### [DO THIS]
Print each line of the listing once more, precisely as given.

Raw records

________________________________________

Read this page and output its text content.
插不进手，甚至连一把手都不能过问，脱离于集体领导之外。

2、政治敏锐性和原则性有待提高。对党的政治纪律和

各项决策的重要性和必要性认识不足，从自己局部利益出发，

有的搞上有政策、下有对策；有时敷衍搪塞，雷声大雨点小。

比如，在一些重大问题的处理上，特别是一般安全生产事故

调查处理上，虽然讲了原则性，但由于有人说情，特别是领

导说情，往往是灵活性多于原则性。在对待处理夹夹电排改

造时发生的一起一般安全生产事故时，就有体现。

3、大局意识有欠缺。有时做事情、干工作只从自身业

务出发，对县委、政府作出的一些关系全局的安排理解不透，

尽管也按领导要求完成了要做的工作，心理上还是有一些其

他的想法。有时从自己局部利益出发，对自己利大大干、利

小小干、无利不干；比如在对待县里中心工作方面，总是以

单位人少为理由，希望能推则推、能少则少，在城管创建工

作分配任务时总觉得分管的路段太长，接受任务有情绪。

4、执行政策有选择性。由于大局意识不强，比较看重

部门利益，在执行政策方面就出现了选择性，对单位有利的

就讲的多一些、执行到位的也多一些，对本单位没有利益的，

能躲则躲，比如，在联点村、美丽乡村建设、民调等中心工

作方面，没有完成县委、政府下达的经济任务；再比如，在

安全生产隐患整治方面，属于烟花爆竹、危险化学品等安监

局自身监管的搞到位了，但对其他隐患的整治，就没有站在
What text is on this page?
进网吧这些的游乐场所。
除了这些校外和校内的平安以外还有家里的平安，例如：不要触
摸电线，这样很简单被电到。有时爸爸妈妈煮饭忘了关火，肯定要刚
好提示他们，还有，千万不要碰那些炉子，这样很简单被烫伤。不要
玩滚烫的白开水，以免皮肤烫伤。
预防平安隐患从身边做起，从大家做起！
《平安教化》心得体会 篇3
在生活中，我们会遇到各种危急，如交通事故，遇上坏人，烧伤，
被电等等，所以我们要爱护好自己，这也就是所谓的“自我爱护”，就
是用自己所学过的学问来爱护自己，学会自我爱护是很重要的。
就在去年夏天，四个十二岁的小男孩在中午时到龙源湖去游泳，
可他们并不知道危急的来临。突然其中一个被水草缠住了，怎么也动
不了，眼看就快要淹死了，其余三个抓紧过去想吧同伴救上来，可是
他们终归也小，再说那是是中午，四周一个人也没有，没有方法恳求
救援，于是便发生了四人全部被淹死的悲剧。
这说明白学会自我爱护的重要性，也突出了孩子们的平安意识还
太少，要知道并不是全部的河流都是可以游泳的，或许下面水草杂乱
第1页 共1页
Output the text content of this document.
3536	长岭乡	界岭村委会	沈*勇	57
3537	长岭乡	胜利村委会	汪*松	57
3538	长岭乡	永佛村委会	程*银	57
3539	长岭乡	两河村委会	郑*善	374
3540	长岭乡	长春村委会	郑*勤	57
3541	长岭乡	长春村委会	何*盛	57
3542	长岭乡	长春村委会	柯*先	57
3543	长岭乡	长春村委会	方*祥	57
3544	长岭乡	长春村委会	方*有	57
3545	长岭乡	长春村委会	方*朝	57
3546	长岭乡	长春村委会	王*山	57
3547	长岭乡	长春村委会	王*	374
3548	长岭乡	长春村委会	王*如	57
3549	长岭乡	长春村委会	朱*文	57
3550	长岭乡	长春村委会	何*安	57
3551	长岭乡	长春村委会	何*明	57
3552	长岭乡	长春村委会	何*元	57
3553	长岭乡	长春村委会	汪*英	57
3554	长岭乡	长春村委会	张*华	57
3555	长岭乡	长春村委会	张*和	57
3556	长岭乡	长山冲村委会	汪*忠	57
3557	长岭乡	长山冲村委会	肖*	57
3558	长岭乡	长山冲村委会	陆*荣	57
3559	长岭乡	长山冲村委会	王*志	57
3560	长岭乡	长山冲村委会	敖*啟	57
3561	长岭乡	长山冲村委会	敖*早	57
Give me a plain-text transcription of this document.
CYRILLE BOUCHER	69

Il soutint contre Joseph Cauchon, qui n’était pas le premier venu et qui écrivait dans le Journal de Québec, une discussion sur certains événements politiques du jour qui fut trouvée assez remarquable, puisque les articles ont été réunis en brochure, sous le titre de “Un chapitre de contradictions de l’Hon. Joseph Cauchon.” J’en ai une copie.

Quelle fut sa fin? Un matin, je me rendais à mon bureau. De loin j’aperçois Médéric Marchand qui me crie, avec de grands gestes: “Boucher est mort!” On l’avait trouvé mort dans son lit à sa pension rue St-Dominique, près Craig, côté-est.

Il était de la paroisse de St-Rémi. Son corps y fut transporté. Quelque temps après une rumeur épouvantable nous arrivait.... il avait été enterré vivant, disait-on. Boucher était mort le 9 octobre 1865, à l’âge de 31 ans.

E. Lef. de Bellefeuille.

________________________________________

### [FINISHED ANSWER]
Read this page and output its text content.
插不进手，甚至连一把手都不能过问，脱离于集体领导之外。

2、政治敏锐性和原则性有待提高。对党的政治纪律和

各项决策的重要性和必要性认识不足，从自己局部利益出发，

有的搞上有政策、下有对策；有时敷衍搪塞，雷声大雨点小。

比如，在一些重大问题的处理上，特别是一般安全生产事故

调查处理上，虽然讲了原则性，但由于有人说情，特别是领

导说情，往往是灵活性多于原则性。在对待处理夹夹电排改

造时发生的一起一般安全生产事故时，就有体现。

3、大局意识有欠缺。有时做事情、干工作只从自身业

务出发，对县委、政府作出的一些关系全局的安排理解不透，

尽管也按领导要求完成了要做的工作，心理上还是有一些其

他的想法。有时从自己局部利益出发，对自己利大大干、利

小小干、无利不干；比如在对待县里中心工作方面，总是以

单位人少为理由，希望能推则推、能少则少，在城管创建工

作分配任务时总觉得分管的路段太长，接受任务有情绪。

4、执行政策有选择性。由于大局意识不强，比较看重

部门利益，在执行政策方面就出现了选择性，对单位有利的

就讲的多一些、执行到位的也多一些，对本单位没有利益的，

能躲则躲，比如，在联点村、美丽乡村建设、民调等中心工

作方面，没有完成县委、政府下达的经济任务；再比如，在

安全生产隐患整治方面，属于烟花爆竹、危险化学品等安监

局自身监管的搞到位了，但对其他隐患的整治，就没有站在
What text is on this page?
进网吧这些的游乐场所。
除了这些校外和校内的平安以外还有家里的平安，例如：不要触
摸电线，这样很简单被电到。有时爸爸妈妈煮饭忘了关火，肯定要刚
好提示他们，还有，千万不要碰那些炉子，这样很简单被烫伤。不要
玩滚烫的白开水，以免皮肤烫伤。
预防平安隐患从身边做起，从大家做起！
《平安教化》心得体会 篇3
在生活中，我们会遇到各种危急，如交通事故，遇上坏人，烧伤，
被电等等，所以我们要爱护好自己，这也就是所谓的“自我爱护”，就
是用自己所学过的学问来爱护自己，学会自我爱护是很重要的。
就在去年夏天，四个十二岁的小男孩在中午时到龙源湖去游泳，
可他们并不知道危急的来临。突然其中一个被水草缠住了，怎么也动
不了，眼看就快要淹死了，其余三个抓紧过去想吧同伴救上来，可是
他们终归也小，再说那是是中午，四周一个人也没有，没有方法恳求
救援，于是便发生了四人全部被淹死的悲剧。
这说明白学会自我爱护的重要性，也突出了孩子们的平安意识还
太少，要知道并不是全部的河流都是可以游泳的，或许下面水草杂乱
第1页 共1页
Output the text content of this document.
3536	长岭乡	界岭村委会	沈*勇	57
3537	长岭乡	胜利村委会	汪*松	57
3538	长岭乡	永佛村委会	程*银	57
3539	长岭乡	两河村委会	郑*善	374
3540	长岭乡	长春村委会	郑*勤	57
3541	长岭乡	长春村委会	何*盛	57
3542	长岭乡	长春村委会	柯*先	57
3543	长岭乡	长春村委会	方*祥	57
3544	长岭乡	长春村委会	方*有	57
3545	长岭乡	长春村委会	方*朝	57
3546	长岭乡	长春村委会	王*山	57
3547	长岭乡	长春村委会	王*	374
3548	长岭乡	长春村委会	王*如	57
3549	长岭乡	长春村委会	朱*文	57
3550	长岭乡	长春村委会	何*安	57
3551	长岭乡	长春村委会	何*明	57
3552	长岭乡	长春村委会	何*元	57
3553	长岭乡	长春村委会	汪*英	57
3554	长岭乡	长春村委会	张*华	57
3555	长岭乡	长春村委会	张*和	57
3556	长岭乡	长山冲村委会	汪*忠	57
3557	长岭乡	长山冲村委会	肖*	57
3558	长岭乡	长山冲村委会	陆*荣	57
3559	长岭乡	长山冲村委会	王*志	57
3560	长岭乡	长山冲村委会	敖*啟	57
3561	长岭乡	长山冲村委会	敖*早	57
Give me a plain-text transcription of this document.
CYRILLE BOUCHER	69

Il soutint contre Joseph Cauchon, qui n’était pas le premier venu et qui écrivait dans le Journal de Québec, une discussion sur certains événements politiques du jour qui fut trouvée assez remarquable, puisque les articles ont été réunis en brochure, sous le titre de “Un chapitre de contradictions de l’Hon. Joseph Cauchon.” J’en ai une copie.

Quelle fut sa fin? Un matin, je me rendais à mon bureau. De loin j’aperçois Médéric Marchand qui me crie, avec de grands gestes: “Boucher est mort!” On l’avait trouvé mort dans son lit à sa pension rue St-Dominique, près Craig, côté-est.

Il était de la paroisse de St-Rémi. Son corps y fut transporté. Quelque temps après une rumeur épouvantable nous arrivait.... il avait été enterré vivant, disait-on. Boucher était mort le 9 octobre 1865, à l’âge de 31 ans.

E. Lef. de Bellefeuille.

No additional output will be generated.